**Instructions for the task:**
Go through the entries below and collect each line with the string "logo" in it.

**Extracted information:**

* Start *

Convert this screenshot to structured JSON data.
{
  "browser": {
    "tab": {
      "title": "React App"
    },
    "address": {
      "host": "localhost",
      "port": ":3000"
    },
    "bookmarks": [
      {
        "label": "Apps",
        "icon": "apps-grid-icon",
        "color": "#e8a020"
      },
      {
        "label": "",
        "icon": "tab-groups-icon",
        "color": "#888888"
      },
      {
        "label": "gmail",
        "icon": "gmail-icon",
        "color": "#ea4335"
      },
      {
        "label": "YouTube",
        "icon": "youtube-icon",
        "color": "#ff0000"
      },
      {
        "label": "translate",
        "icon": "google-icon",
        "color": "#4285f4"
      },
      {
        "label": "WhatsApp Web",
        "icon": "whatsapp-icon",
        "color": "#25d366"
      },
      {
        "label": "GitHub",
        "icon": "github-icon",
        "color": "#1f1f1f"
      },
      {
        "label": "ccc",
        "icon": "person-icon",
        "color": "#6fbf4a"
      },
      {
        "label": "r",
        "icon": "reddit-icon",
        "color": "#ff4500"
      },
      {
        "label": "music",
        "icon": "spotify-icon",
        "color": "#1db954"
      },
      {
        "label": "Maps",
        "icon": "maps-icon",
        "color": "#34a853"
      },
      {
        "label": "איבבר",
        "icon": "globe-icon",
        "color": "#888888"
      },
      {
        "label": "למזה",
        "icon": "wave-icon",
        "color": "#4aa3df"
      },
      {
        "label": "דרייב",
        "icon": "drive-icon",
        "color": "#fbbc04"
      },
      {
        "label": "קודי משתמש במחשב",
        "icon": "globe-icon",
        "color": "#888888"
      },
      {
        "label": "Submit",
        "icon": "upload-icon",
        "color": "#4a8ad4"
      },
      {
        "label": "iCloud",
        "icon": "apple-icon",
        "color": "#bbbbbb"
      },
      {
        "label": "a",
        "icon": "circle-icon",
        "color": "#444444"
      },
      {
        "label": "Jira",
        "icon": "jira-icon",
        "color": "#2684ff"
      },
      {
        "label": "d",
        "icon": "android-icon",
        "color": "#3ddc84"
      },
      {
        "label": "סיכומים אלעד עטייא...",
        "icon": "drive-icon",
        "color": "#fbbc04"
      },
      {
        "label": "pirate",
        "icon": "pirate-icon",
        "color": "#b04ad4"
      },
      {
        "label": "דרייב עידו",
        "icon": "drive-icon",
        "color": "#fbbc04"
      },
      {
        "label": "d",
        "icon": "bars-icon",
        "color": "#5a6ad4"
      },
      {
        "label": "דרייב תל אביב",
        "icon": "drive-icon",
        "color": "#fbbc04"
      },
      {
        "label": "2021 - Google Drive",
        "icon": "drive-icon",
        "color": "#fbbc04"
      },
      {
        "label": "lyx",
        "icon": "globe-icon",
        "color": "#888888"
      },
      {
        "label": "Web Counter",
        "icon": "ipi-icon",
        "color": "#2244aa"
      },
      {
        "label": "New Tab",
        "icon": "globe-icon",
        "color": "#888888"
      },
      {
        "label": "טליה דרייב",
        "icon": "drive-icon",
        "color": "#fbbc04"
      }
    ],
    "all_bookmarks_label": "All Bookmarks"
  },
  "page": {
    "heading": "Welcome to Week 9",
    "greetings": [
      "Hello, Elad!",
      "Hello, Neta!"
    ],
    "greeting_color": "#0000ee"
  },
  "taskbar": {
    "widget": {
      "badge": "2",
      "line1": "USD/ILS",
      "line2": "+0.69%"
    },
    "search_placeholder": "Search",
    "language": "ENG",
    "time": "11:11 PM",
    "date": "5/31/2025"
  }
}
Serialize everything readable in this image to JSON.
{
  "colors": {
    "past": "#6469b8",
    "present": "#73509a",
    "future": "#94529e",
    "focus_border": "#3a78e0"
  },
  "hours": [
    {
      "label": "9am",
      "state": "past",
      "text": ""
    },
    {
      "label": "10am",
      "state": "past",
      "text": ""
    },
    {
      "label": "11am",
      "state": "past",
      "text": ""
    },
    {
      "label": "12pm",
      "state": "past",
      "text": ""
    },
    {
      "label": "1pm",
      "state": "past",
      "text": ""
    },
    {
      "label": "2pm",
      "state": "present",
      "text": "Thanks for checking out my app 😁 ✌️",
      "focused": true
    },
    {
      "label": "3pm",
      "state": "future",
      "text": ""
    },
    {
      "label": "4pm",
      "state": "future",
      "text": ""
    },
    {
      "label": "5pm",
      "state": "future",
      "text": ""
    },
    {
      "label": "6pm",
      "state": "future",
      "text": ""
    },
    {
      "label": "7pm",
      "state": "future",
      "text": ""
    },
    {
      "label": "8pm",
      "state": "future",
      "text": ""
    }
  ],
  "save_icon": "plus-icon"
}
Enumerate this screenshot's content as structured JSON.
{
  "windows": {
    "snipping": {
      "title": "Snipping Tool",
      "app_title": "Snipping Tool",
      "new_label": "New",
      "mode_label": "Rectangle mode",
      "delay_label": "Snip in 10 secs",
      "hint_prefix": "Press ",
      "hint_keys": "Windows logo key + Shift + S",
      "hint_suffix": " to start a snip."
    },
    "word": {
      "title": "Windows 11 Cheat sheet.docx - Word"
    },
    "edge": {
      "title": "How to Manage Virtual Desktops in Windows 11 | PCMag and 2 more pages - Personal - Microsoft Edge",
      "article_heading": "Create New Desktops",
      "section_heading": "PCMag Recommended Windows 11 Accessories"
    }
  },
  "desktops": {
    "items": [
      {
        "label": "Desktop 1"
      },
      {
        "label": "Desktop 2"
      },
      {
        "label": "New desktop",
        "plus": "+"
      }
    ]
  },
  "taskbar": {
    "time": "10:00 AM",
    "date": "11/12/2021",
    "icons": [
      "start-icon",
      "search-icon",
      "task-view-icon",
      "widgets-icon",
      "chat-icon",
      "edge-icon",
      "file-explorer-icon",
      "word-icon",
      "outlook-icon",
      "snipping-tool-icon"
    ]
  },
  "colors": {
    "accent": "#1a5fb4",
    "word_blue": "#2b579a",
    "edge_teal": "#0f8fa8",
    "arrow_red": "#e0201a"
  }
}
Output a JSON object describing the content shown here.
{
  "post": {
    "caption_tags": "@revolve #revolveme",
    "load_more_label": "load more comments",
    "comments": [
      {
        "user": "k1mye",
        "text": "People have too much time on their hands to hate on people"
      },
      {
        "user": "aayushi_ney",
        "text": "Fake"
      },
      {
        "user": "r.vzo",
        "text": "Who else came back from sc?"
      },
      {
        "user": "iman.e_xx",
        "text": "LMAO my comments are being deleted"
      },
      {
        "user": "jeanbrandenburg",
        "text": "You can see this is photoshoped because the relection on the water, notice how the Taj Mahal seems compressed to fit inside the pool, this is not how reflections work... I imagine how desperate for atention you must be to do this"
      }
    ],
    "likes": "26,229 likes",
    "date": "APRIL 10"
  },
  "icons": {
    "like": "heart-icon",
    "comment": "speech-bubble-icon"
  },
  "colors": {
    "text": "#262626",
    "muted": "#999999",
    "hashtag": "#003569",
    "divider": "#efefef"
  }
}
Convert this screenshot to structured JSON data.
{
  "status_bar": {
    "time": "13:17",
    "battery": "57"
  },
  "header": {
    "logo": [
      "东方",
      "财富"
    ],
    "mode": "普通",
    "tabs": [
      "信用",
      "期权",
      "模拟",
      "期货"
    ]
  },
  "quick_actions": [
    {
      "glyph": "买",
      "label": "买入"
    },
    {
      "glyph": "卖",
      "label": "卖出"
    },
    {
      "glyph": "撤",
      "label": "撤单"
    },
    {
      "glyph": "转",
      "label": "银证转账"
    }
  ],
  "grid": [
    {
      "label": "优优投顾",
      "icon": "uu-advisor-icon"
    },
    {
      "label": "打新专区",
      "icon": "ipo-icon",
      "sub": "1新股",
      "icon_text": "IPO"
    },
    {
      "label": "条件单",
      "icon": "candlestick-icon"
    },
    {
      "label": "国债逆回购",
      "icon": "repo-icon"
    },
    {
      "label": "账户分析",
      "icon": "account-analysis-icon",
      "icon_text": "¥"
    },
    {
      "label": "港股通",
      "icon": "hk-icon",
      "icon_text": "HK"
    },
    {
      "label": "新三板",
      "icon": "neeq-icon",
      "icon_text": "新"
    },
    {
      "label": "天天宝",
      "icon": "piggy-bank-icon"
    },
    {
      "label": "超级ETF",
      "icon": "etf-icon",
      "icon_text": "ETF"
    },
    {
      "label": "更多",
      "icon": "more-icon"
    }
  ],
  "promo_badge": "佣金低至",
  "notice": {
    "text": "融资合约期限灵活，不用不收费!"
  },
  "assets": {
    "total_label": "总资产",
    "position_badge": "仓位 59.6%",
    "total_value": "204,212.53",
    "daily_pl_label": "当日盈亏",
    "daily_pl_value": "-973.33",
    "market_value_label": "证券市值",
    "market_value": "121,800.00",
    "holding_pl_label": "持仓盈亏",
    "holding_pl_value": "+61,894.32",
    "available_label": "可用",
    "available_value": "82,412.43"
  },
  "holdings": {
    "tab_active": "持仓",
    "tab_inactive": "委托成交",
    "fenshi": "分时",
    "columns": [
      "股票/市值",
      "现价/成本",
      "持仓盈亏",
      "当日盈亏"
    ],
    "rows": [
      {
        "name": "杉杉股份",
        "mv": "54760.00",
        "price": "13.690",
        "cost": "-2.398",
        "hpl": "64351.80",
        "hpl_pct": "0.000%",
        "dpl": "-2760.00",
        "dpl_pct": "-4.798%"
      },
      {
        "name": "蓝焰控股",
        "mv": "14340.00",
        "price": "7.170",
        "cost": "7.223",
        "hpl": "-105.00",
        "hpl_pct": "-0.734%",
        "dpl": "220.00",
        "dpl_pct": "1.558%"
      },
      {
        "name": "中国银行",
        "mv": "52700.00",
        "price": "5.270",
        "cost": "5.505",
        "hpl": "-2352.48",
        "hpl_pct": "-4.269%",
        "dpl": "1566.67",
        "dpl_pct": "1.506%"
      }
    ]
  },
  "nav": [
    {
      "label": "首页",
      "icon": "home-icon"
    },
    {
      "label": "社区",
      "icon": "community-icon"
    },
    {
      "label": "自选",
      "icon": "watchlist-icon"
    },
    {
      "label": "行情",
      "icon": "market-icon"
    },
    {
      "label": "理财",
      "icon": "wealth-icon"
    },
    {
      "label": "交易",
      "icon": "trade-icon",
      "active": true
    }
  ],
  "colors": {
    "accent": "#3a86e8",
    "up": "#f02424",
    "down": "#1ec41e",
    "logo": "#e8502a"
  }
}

* End *

**Output:**
      "hint_keys": "Windows logo key + Shift + S",
    "logo": [
    "logo": "#e8502a"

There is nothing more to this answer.